_Work instructions_
Scan the listing below for the word "CANADIAN" and state how many lines hold it. Write nothing but the number.

_Information provided_
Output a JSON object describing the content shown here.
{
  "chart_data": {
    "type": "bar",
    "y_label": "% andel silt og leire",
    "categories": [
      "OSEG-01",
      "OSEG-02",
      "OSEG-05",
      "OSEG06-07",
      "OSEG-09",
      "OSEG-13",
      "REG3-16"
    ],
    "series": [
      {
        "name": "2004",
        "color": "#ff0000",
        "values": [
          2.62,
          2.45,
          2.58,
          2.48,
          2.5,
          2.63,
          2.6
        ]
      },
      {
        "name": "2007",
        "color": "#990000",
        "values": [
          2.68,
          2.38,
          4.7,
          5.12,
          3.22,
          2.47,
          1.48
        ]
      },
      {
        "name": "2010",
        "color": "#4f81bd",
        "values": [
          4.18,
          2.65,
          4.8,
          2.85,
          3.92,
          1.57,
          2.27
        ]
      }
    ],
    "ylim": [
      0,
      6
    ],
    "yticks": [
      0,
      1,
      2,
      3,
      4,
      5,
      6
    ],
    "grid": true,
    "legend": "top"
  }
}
==
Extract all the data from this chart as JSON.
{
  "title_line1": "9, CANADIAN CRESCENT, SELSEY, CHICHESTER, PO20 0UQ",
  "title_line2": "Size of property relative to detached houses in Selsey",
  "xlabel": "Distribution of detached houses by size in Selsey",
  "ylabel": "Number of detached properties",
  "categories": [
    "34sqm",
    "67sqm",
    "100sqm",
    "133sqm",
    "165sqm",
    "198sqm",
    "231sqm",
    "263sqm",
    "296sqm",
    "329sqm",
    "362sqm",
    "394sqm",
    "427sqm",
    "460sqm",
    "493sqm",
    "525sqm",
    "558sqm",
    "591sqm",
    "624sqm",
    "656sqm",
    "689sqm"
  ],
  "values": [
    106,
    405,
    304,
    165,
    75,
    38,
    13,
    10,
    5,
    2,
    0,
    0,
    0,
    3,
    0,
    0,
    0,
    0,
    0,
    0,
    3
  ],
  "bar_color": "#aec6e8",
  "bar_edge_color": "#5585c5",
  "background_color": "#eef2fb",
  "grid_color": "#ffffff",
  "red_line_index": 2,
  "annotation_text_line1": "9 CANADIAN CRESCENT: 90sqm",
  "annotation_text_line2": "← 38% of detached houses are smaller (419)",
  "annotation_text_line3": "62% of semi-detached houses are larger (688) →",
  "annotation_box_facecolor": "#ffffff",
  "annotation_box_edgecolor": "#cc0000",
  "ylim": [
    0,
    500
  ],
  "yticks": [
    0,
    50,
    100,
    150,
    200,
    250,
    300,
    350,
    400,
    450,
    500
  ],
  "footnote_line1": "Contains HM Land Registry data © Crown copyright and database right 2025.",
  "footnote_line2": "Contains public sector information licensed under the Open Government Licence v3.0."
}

_Output_
2